begin
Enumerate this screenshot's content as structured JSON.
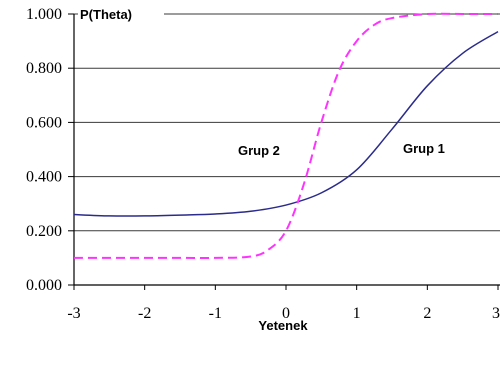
{
  "chart_data": {
    "type": "line",
    "ylabel": "P(Theta)",
    "xlabel": "Yetenek",
    "xlim": [
      -3,
      3
    ],
    "ylim": [
      0,
      1
    ],
    "x_ticks": [
      "-3",
      "-2",
      "-1",
      "0",
      "1",
      "2",
      "3"
    ],
    "y_ticks": [
      "0.000",
      "0.200",
      "0.400",
      "0.600",
      "0.800",
      "1.000"
    ],
    "grid": "horizontal",
    "legend": "none",
    "series": [
      {
        "name": "Grup 1",
        "color": "#2b2b8c",
        "style": "solid",
        "x": [
          -3,
          -2.5,
          -2,
          -1.5,
          -1,
          -0.5,
          0,
          0.5,
          1,
          1.5,
          2,
          2.5,
          3
        ],
        "y": [
          0.26,
          0.255,
          0.255,
          0.258,
          0.262,
          0.272,
          0.295,
          0.34,
          0.425,
          0.575,
          0.735,
          0.855,
          0.935
        ]
      },
      {
        "name": "Grup 2",
        "color": "#ff33ff",
        "style": "dashed",
        "x": [
          -3,
          -2.5,
          -2,
          -1.5,
          -1,
          -0.5,
          -0.25,
          0,
          0.25,
          0.5,
          0.75,
          1,
          1.25,
          1.5,
          2,
          2.5,
          3
        ],
        "y": [
          0.1,
          0.1,
          0.1,
          0.1,
          0.1,
          0.105,
          0.13,
          0.2,
          0.37,
          0.6,
          0.79,
          0.9,
          0.96,
          0.985,
          1.0,
          1.0,
          1.0
        ]
      }
    ]
  }
}
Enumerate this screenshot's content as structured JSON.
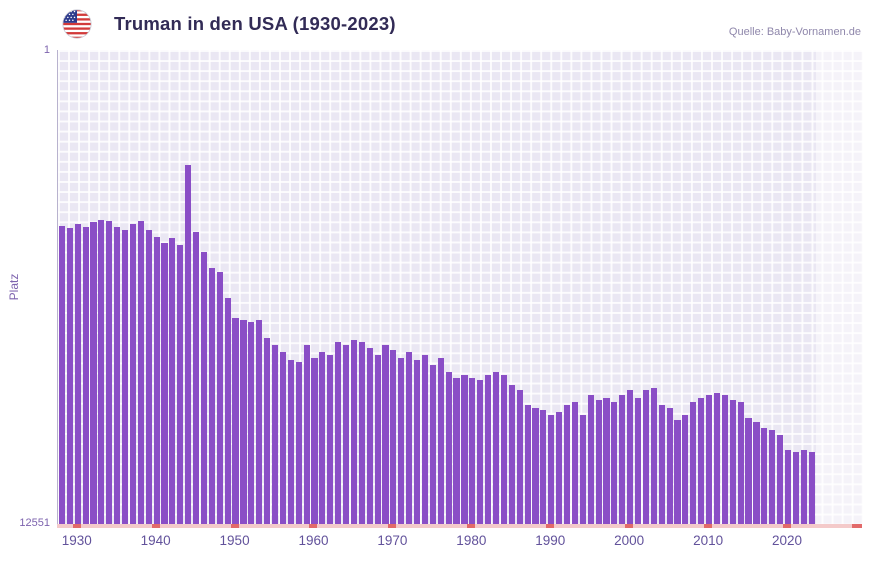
{
  "header": {
    "title": "Truman in den USA (1930-2023)",
    "source": "Quelle: Baby-Vornamen.de"
  },
  "chart_data": {
    "type": "bar",
    "title": "Truman in den USA (1930-2023)",
    "xlabel": "",
    "ylabel": "Platz",
    "y_axis": {
      "min": 1,
      "max": 12551,
      "inverted": true,
      "top_label": "1",
      "bottom_label": "12551"
    },
    "x_range": [
      1927.5,
      2029.5
    ],
    "x_ticks": [
      1930,
      1940,
      1950,
      1960,
      1970,
      1980,
      1990,
      2000,
      2010,
      2020
    ],
    "future_start": 2024,
    "grid": true,
    "legend": "none",
    "colors": {
      "bar": "#8a4ec6",
      "plot_bg": "#eae7f3",
      "axis_line": "#f4caca",
      "tick": "#e26a6a",
      "title_text": "#322b56",
      "x_axis_text": "#62529b",
      "y_axis_text": "#7d63ae"
    },
    "years": [
      1928,
      1929,
      1930,
      1931,
      1932,
      1933,
      1934,
      1935,
      1936,
      1937,
      1938,
      1939,
      1940,
      1941,
      1942,
      1943,
      1944,
      1945,
      1946,
      1947,
      1948,
      1949,
      1950,
      1951,
      1952,
      1953,
      1954,
      1955,
      1956,
      1957,
      1958,
      1959,
      1960,
      1961,
      1962,
      1963,
      1964,
      1965,
      1966,
      1967,
      1968,
      1969,
      1970,
      1971,
      1972,
      1973,
      1974,
      1975,
      1976,
      1977,
      1978,
      1979,
      1980,
      1981,
      1982,
      1983,
      1984,
      1985,
      1986,
      1987,
      1988,
      1989,
      1990,
      1991,
      1992,
      1993,
      1994,
      1995,
      1996,
      1997,
      1998,
      1999,
      2000,
      2001,
      2002,
      2003,
      2004,
      2005,
      2006,
      2007,
      2008,
      2009,
      2010,
      2011,
      2012,
      2013,
      2014,
      2015,
      2016,
      2017,
      2018,
      2019,
      2020,
      2021,
      2022,
      2023
    ],
    "ranks": [
      4650,
      4720,
      4600,
      4690,
      4560,
      4500,
      4520,
      4700,
      4760,
      4600,
      4540,
      4760,
      4950,
      5110,
      4980,
      5160,
      3050,
      4820,
      5350,
      5770,
      5880,
      6570,
      7100,
      7150,
      7200,
      7150,
      7630,
      7810,
      8000,
      8210,
      8260,
      7810,
      8160,
      8000,
      8080,
      7730,
      7810,
      7680,
      7730,
      7890,
      8080,
      7810,
      7940,
      8160,
      8000,
      8210,
      8080,
      8340,
      8160,
      8530,
      8680,
      8610,
      8680,
      8740,
      8610,
      8530,
      8610,
      8870,
      9000,
      9400,
      9480,
      9530,
      9660,
      9580,
      9400,
      9320,
      9660,
      9140,
      9270,
      9210,
      9320,
      9140,
      9000,
      9210,
      9000,
      8950,
      9400,
      9480,
      9800,
      9660,
      9320,
      9210,
      9140,
      9080,
      9140,
      9270,
      9320,
      9740,
      9850,
      10010,
      10060,
      10190,
      10590,
      10640,
      10600,
      10650
    ]
  }
}
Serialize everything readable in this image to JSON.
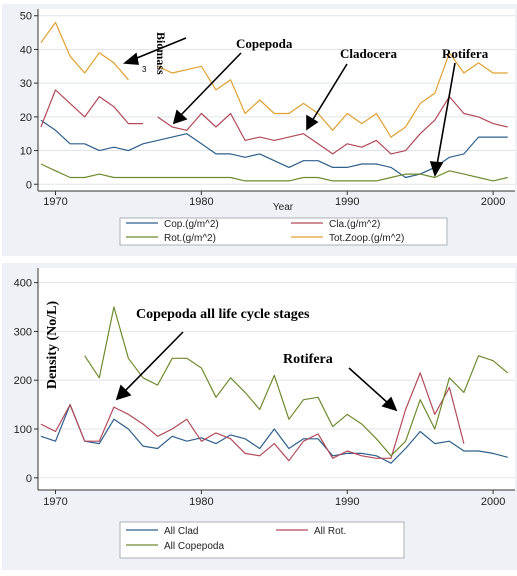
{
  "chart_data": [
    {
      "type": "line",
      "title": "",
      "xlabel": "Year",
      "ylabel": "",
      "xlim": [
        1968.8,
        2001.5
      ],
      "ylim": [
        -2,
        52
      ],
      "xticks": [
        1970,
        1980,
        1990,
        2000
      ],
      "xtick_labels": [
        "1970",
        "1980",
        "1990",
        "2000"
      ],
      "yticks": [
        0,
        10,
        20,
        30,
        40,
        50
      ],
      "ytick_labels": [
        "0",
        "10",
        "20",
        "30",
        "40",
        "50"
      ],
      "grid": true,
      "legend_position": "bottom",
      "series": [
        {
          "name": "Cop.(g/m^2)",
          "color": "#2e5f8a",
          "x": [
            1969,
            1970,
            1971,
            1972,
            1973,
            1974,
            1975,
            1976,
            1977,
            1978,
            1979,
            1980,
            1981,
            1982,
            1983,
            1984,
            1985,
            1986,
            1987,
            1988,
            1989,
            1990,
            1991,
            1992,
            1993,
            1994,
            1995,
            1996,
            1997,
            1998,
            1999,
            2000,
            2001
          ],
          "y": [
            19,
            16,
            12,
            12,
            10,
            11,
            10,
            12,
            13,
            14,
            15,
            12,
            9,
            9,
            8,
            9,
            7,
            5,
            7,
            7,
            5,
            5,
            6,
            6,
            5,
            2,
            3,
            5,
            8,
            9,
            14,
            14,
            14
          ]
        },
        {
          "name": "Cla.(g/m^2)",
          "color": "#b24a5a",
          "x": [
            1969,
            1970,
            1971,
            1972,
            1973,
            1974,
            1975,
            1976,
            null,
            1977,
            1978,
            1979,
            1980,
            1981,
            1982,
            1983,
            1984,
            1985,
            1986,
            1987,
            1988,
            1989,
            1990,
            1991,
            1992,
            1993,
            1994,
            1995,
            1996,
            1997,
            1998,
            1999,
            2000,
            2001
          ],
          "y": [
            17,
            28,
            24,
            20,
            26,
            23,
            18,
            18,
            null,
            20,
            17,
            16,
            21,
            17,
            21,
            13,
            14,
            13,
            14,
            15,
            12,
            9,
            12,
            11,
            13,
            9,
            10,
            15,
            19,
            26,
            21,
            20,
            18,
            17
          ]
        },
        {
          "name": "Rot.(g/m^2)",
          "color": "#6f8a2e",
          "x": [
            1969,
            1970,
            1971,
            1972,
            1973,
            1974,
            1975,
            1976,
            1977,
            1978,
            1979,
            1980,
            1981,
            1982,
            1983,
            1984,
            1985,
            1986,
            1987,
            1988,
            1989,
            1990,
            1991,
            1992,
            1993,
            1994,
            1995,
            1996,
            1997,
            1998,
            1999,
            2000,
            2001
          ],
          "y": [
            6,
            4,
            2,
            2,
            3,
            2,
            2,
            2,
            2,
            2,
            2,
            2,
            2,
            2,
            1,
            1,
            1,
            1,
            2,
            2,
            1,
            1,
            1,
            1,
            2,
            3,
            3,
            2,
            4,
            3,
            2,
            1,
            2
          ]
        },
        {
          "name": "Tot.Zoop.(g/m^2)",
          "color": "#e0a030",
          "x": [
            1969,
            1970,
            1971,
            1972,
            1973,
            1974,
            1975,
            null,
            1977,
            1978,
            1979,
            1980,
            1981,
            1982,
            1983,
            1984,
            1985,
            1986,
            1987,
            1988,
            1989,
            1990,
            1991,
            1992,
            1993,
            1994,
            1995,
            1996,
            1997,
            1998,
            1999,
            2000,
            2001
          ],
          "y": [
            42,
            48,
            38,
            33,
            39,
            36,
            31,
            null,
            35,
            33,
            34,
            35,
            28,
            31,
            21,
            25,
            21,
            21,
            24,
            21,
            16,
            21,
            18,
            21,
            14,
            17,
            24,
            27,
            39,
            33,
            36,
            33,
            33
          ]
        }
      ],
      "annotations": [
        {
          "text": "Biomass",
          "sub": "3",
          "x": 1974.3,
          "y": 49
        },
        {
          "text": "Copepoda",
          "x": 1982.3,
          "y": 49
        },
        {
          "text": "Cladocera",
          "x": 1989.6,
          "y": 45
        },
        {
          "text": "Rotifera",
          "x": 1996.2,
          "y": 45
        }
      ]
    },
    {
      "type": "line",
      "title": "",
      "xlabel": "",
      "ylabel": "Density (No/L)",
      "xlim": [
        1968.8,
        2001.5
      ],
      "ylim": [
        -25,
        430
      ],
      "xticks": [
        1970,
        1980,
        1990,
        2000
      ],
      "xtick_labels": [
        "1970",
        "1980",
        "1990",
        "2000"
      ],
      "yticks": [
        0,
        100,
        200,
        300,
        400
      ],
      "ytick_labels": [
        "0",
        "100",
        "200",
        "300",
        "400"
      ],
      "grid": true,
      "legend_position": "bottom",
      "series": [
        {
          "name": "All Clad",
          "color": "#2e5f8a",
          "x": [
            1969,
            1970,
            1971,
            1972,
            1973,
            1974,
            1975,
            1976,
            1977,
            1978,
            1979,
            1980,
            1981,
            1982,
            1983,
            1984,
            1985,
            1986,
            1987,
            1988,
            1989,
            1990,
            1991,
            1992,
            1993,
            1994,
            1995,
            1996,
            1997,
            1998,
            1999,
            2000,
            2001
          ],
          "y": [
            85,
            75,
            150,
            75,
            70,
            120,
            100,
            65,
            60,
            85,
            75,
            82,
            70,
            88,
            80,
            60,
            100,
            60,
            80,
            80,
            45,
            50,
            50,
            45,
            30,
            60,
            95,
            70,
            75,
            55,
            55,
            50,
            42
          ]
        },
        {
          "name": "All Rot.",
          "color": "#b24a5a",
          "x": [
            1969,
            1970,
            1971,
            1972,
            1973,
            1974,
            1975,
            1976,
            1977,
            1978,
            1979,
            1980,
            1981,
            1982,
            1983,
            1984,
            1985,
            1986,
            1987,
            1988,
            1989,
            1990,
            1991,
            1992,
            1993,
            1994,
            1995,
            1996,
            1997,
            1998
          ],
          "y": [
            110,
            95,
            150,
            75,
            75,
            145,
            130,
            110,
            85,
            100,
            120,
            75,
            92,
            80,
            50,
            45,
            70,
            35,
            75,
            90,
            40,
            55,
            45,
            40,
            40,
            140,
            215,
            130,
            185,
            70
          ]
        },
        {
          "name": "All Copepoda",
          "color": "#6f8a2e",
          "x": [
            1969,
            1970,
            1971,
            1972,
            1973,
            1974,
            1975,
            1976,
            1977,
            1978,
            1979,
            1980,
            1981,
            1982,
            1983,
            1984,
            1985,
            1986,
            1987,
            1988,
            1989,
            1990,
            1991,
            1992,
            1993,
            1994,
            1995,
            1996,
            1997,
            1998,
            1999,
            2000,
            2001
          ],
          "y": [
            null,
            null,
            null,
            250,
            205,
            350,
            245,
            205,
            190,
            245,
            245,
            225,
            165,
            205,
            175,
            140,
            210,
            120,
            160,
            165,
            105,
            130,
            110,
            80,
            45,
            75,
            160,
            100,
            205,
            175,
            250,
            240,
            215
          ]
        }
      ],
      "annotations": [
        {
          "text": "Copepoda all life cycle stages",
          "x": 1979,
          "y": 372
        },
        {
          "text": "Rotifera",
          "x": 1992,
          "y": 258
        }
      ]
    }
  ]
}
end
◆ REQUEST: Return every line above in which the string "xlabel" occurs.

◆ EXERCISE RESPONSE:
    "xlabel": "Yetenek",
    "xlabel": "",
      "xlabel": "Year",
      "xlabel": "",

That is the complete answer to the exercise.